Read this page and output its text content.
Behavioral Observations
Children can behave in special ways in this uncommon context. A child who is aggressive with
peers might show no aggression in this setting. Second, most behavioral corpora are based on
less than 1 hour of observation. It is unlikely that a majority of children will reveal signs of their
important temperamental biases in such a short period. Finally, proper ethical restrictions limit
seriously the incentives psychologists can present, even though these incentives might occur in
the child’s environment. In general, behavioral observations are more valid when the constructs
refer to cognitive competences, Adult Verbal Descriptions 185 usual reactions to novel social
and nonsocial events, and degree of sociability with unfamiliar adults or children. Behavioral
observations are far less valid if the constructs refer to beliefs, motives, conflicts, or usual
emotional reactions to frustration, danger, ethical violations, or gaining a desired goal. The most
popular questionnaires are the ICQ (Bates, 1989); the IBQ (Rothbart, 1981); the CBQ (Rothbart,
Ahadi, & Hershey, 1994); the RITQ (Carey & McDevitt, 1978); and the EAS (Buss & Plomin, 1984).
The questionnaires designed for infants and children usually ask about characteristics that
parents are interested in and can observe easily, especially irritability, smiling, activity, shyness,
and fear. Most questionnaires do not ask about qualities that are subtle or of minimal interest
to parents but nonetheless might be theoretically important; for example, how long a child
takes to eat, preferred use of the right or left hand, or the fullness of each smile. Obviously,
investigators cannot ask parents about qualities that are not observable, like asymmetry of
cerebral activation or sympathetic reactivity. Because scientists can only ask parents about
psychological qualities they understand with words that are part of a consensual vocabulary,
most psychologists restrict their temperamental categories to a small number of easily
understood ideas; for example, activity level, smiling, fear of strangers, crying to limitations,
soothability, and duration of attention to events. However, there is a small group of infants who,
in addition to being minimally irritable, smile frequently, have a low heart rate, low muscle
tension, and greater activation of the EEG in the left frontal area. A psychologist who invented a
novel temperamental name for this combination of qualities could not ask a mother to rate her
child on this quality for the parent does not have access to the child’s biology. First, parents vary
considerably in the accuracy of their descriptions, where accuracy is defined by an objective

▶ **Exercise goal**
Copy all lines of the listing above that contain the string "example".

▶ **Written solution**
to parents but nonetheless might be theoretically important; for example, how long a child
understood ideas; for example, activity level, smiling, fear of strangers, crying to limitations,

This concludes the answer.